**SET TASK**.
Your task is to transcribe all of the data below exactly, omitting the images.

**EXERCISE MATERIALS**.
:::::

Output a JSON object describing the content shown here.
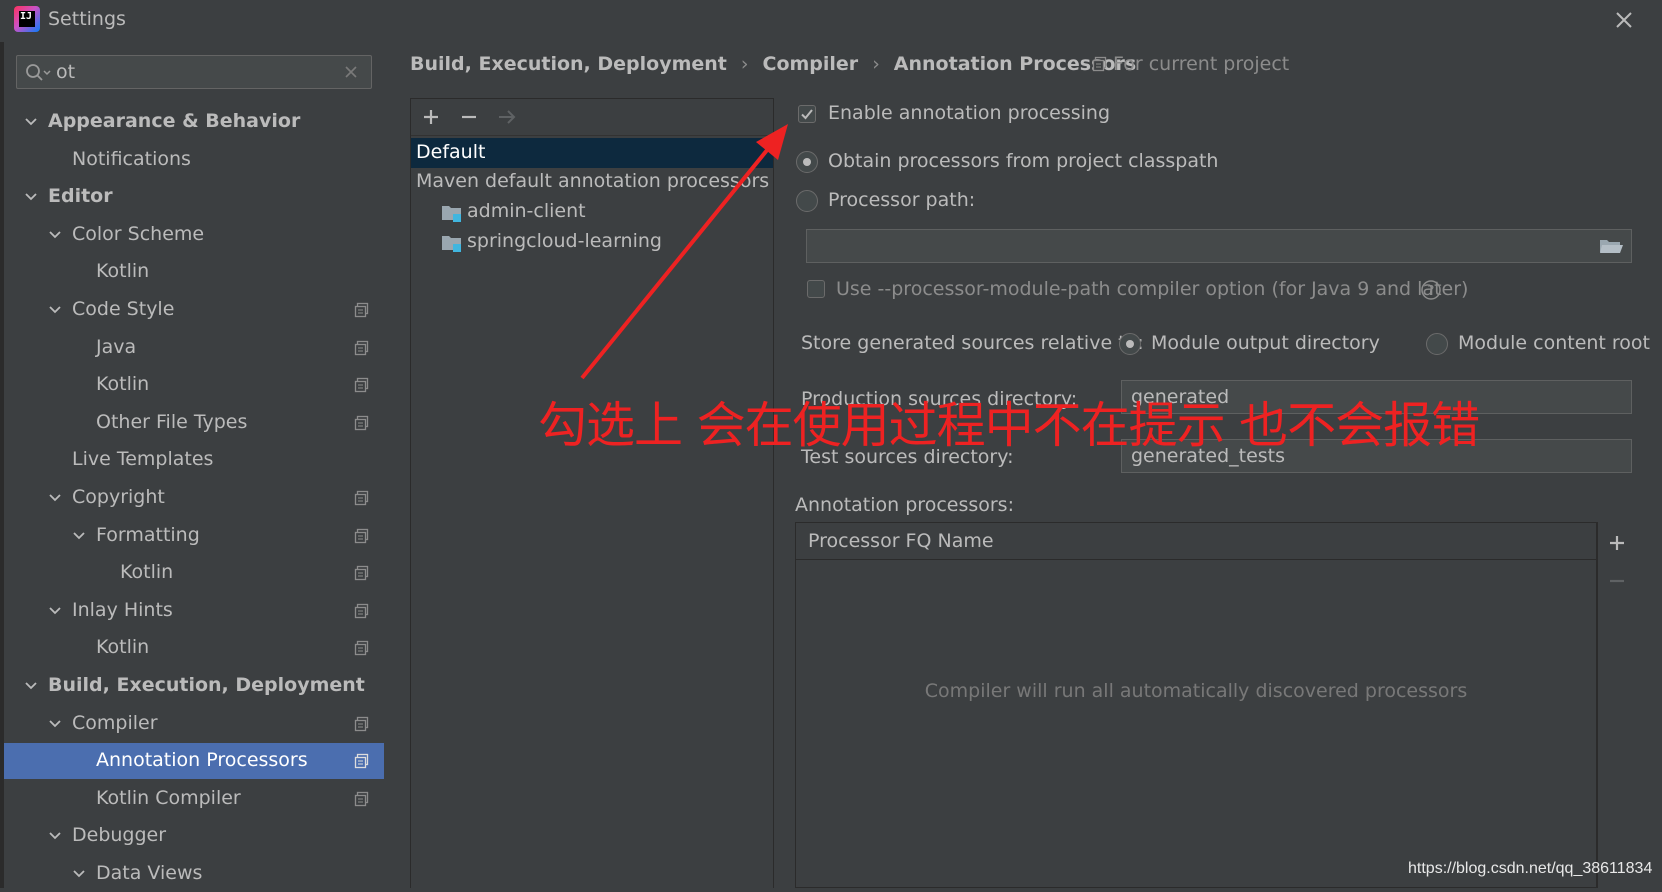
{
  "window": {
    "title": "Settings"
  },
  "search": {
    "value": "ot"
  },
  "sidebar": {
    "items": [
      {
        "label": "Appearance & Behavior",
        "bold": true,
        "level": 0,
        "expandable": true,
        "project": false
      },
      {
        "label": "Notifications",
        "bold": false,
        "level": 1,
        "expandable": false,
        "project": false
      },
      {
        "label": "Editor",
        "bold": true,
        "level": 0,
        "expandable": true,
        "project": false
      },
      {
        "label": "Color Scheme",
        "bold": false,
        "level": 1,
        "expandable": true,
        "project": false
      },
      {
        "label": "Kotlin",
        "bold": false,
        "level": 2,
        "expandable": false,
        "project": false
      },
      {
        "label": "Code Style",
        "bold": false,
        "level": 1,
        "expandable": true,
        "project": true
      },
      {
        "label": "Java",
        "bold": false,
        "level": 2,
        "expandable": false,
        "project": true
      },
      {
        "label": "Kotlin",
        "bold": false,
        "level": 2,
        "expandable": false,
        "project": true
      },
      {
        "label": "Other File Types",
        "bold": false,
        "level": 2,
        "expandable": false,
        "project": true
      },
      {
        "label": "Live Templates",
        "bold": false,
        "level": 1,
        "expandable": false,
        "project": false
      },
      {
        "label": "Copyright",
        "bold": false,
        "level": 1,
        "expandable": true,
        "project": true
      },
      {
        "label": "Formatting",
        "bold": false,
        "level": 2,
        "expandable": true,
        "project": true
      },
      {
        "label": "Kotlin",
        "bold": false,
        "level": 3,
        "expandable": false,
        "project": true
      },
      {
        "label": "Inlay Hints",
        "bold": false,
        "level": 1,
        "expandable": true,
        "project": true
      },
      {
        "label": "Kotlin",
        "bold": false,
        "level": 2,
        "expandable": false,
        "project": true
      },
      {
        "label": "Build, Execution, Deployment",
        "bold": true,
        "level": 0,
        "expandable": true,
        "project": false
      },
      {
        "label": "Compiler",
        "bold": false,
        "level": 1,
        "expandable": true,
        "project": true
      },
      {
        "label": "Annotation Processors",
        "bold": false,
        "level": 2,
        "expandable": false,
        "project": true,
        "selected": true
      },
      {
        "label": "Kotlin Compiler",
        "bold": false,
        "level": 2,
        "expandable": false,
        "project": true
      },
      {
        "label": "Debugger",
        "bold": false,
        "level": 1,
        "expandable": true,
        "project": false
      },
      {
        "label": "Data Views",
        "bold": false,
        "level": 2,
        "expandable": true,
        "project": false
      }
    ]
  },
  "breadcrumb": {
    "parts": [
      "Build, Execution, Deployment",
      "Compiler",
      "Annotation Processors"
    ],
    "separator": "›",
    "scope": "For current project"
  },
  "profiles": {
    "rows": [
      {
        "label": "Default",
        "selected": true,
        "folder": false
      },
      {
        "label": "Maven default annotation processors profile",
        "selected": false,
        "folder": false
      },
      {
        "label": "admin-client",
        "selected": false,
        "folder": true
      },
      {
        "label": "springcloud-learning",
        "selected": false,
        "folder": true
      }
    ]
  },
  "form": {
    "enable_label": "Enable annotation processing",
    "enable_checked": true,
    "obtain_label": "Obtain processors from project classpath",
    "processor_path_label": "Processor path:",
    "processor_path_value": "",
    "module_path_label": "Use --processor-module-path compiler option (for Java 9 and later)",
    "store_label": "Store generated sources relative to:",
    "module_output_label": "Module output directory",
    "module_content_label": "Module content root",
    "production_label": "Production sources directory:",
    "production_value": "generated",
    "test_label": "Test sources directory:",
    "test_value": "generated_tests",
    "processors_label": "Annotation processors:"
  },
  "processors_table": {
    "header": "Processor FQ Name",
    "empty_text": "Compiler will run all automatically discovered processors"
  },
  "annotation": {
    "text": "勾选上 会在使用过程中不在提示 也不会报错",
    "color": "#ee2222"
  },
  "watermark": "https://blog.csdn.net/qq_38611834",
  "colors": {
    "background": "#3c3f41",
    "selection": "#4b6eaf",
    "list_selection": "#0d293e",
    "text": "#bbbbbb"
  }
}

:::::

**ANSWER BELOW**.
Output a JSON object describing the content shown here.
{
  "window": {
    "title": "Settings"
  },
  "search": {
    "value": "ot"
  },
  "sidebar": {
    "items": [
      {
        "label": "Appearance & Behavior",
        "bold": true,
        "level": 0,
        "expandable": true,
        "project": false
      },
      {
        "label": "Notifications",
        "bold": false,
        "level": 1,
        "expandable": false,
        "project": false
      },
      {
        "label": "Editor",
        "bold": true,
        "level": 0,
        "expandable": true,
        "project": false
      },
      {
        "label": "Color Scheme",
        "bold": false,
        "level": 1,
        "expandable": true,
        "project": false
      },
      {
        "label": "Kotlin",
        "bold": false,
        "level": 2,
        "expandable": false,
        "project": false
      },
      {
        "label": "Code Style",
        "bold": false,
        "level": 1,
        "expandable": true,
        "project": true
      },
      {
        "label": "Java",
        "bold": false,
        "level": 2,
        "expandable": false,
        "project": true
      },
      {
        "label": "Kotlin",
        "bold": false,
        "level": 2,
        "expandable": false,
        "project": true
      },
      {
        "label": "Other File Types",
        "bold": false,
        "level": 2,
        "expandable": false,
        "project": true
      },
      {
        "label": "Live Templates",
        "bold": false,
        "level": 1,
        "expandable": false,
        "project": false
      },
      {
        "label": "Copyright",
        "bold": false,
        "level": 1,
        "expandable": true,
        "project": true
      },
      {
        "label": "Formatting",
        "bold": false,
        "level": 2,
        "expandable": true,
        "project": true
      },
      {
        "label": "Kotlin",
        "bold": false,
        "level": 3,
        "expandable": false,
        "project": true
      },
      {
        "label": "Inlay Hints",
        "bold": false,
        "level": 1,
        "expandable": true,
        "project": true
      },
      {
        "label": "Kotlin",
        "bold": false,
        "level": 2,
        "expandable": false,
        "project": true
      },
      {
        "label": "Build, Execution, Deployment",
        "bold": true,
        "level": 0,
        "expandable": true,
        "project": false
      },
      {
        "label": "Compiler",
        "bold": false,
        "level": 1,
        "expandable": true,
        "project": true
      },
      {
        "label": "Annotation Processors",
        "bold": false,
        "level": 2,
        "expandable": false,
        "project": true,
        "selected": true
      },
      {
        "label": "Kotlin Compiler",
        "bold": false,
        "level": 2,
        "expandable": false,
        "project": true
      },
      {
        "label": "Debugger",
        "bold": false,
        "level": 1,
        "expandable": true,
        "project": false
      },
      {
        "label": "Data Views",
        "bold": false,
        "level": 2,
        "expandable": true,
        "project": false
      }
    ]
  },
  "breadcrumb": {
    "parts": [
      "Build, Execution, Deployment",
      "Compiler",
      "Annotation Processors"
    ],
    "separator": "›",
    "scope": "For current project"
  },
  "profiles": {
    "rows": [
      {
        "label": "Default",
        "selected": true,
        "folder": false
      },
      {
        "label": "Maven default annotation processors profile",
        "selected": false,
        "folder": false
      },
      {
        "label": "admin-client",
        "selected": false,
        "folder": true
      },
      {
        "label": "springcloud-learning",
        "selected": false,
        "folder": true
      }
    ]
  },
  "form": {
    "enable_label": "Enable annotation processing",
    "enable_checked": true,
    "obtain_label": "Obtain processors from project classpath",
    "processor_path_label": "Processor path:",
    "processor_path_value": "",
    "module_path_label": "Use --processor-module-path compiler option (for Java 9 and later)",
    "store_label": "Store generated sources relative to:",
    "module_output_label": "Module output directory",
    "module_content_label": "Module content root",
    "production_label": "Production sources directory:",
    "production_value": "generated",
    "test_label": "Test sources directory:",
    "test_value": "generated_tests",
    "processors_label": "Annotation processors:"
  },
  "processors_table": {
    "header": "Processor FQ Name",
    "empty_text": "Compiler will run all automatically discovered processors"
  },
  "annotation": {
    "text": "勾选上 会在使用过程中不在提示 也不会报错",
    "color": "#ee2222"
  },
  "watermark": "https://blog.csdn.net/qq_38611834",
  "colors": {
    "background": "#3c3f41",
    "selection": "#4b6eaf",
    "list_selection": "#0d293e",
    "text": "#bbbbbb"
  }
}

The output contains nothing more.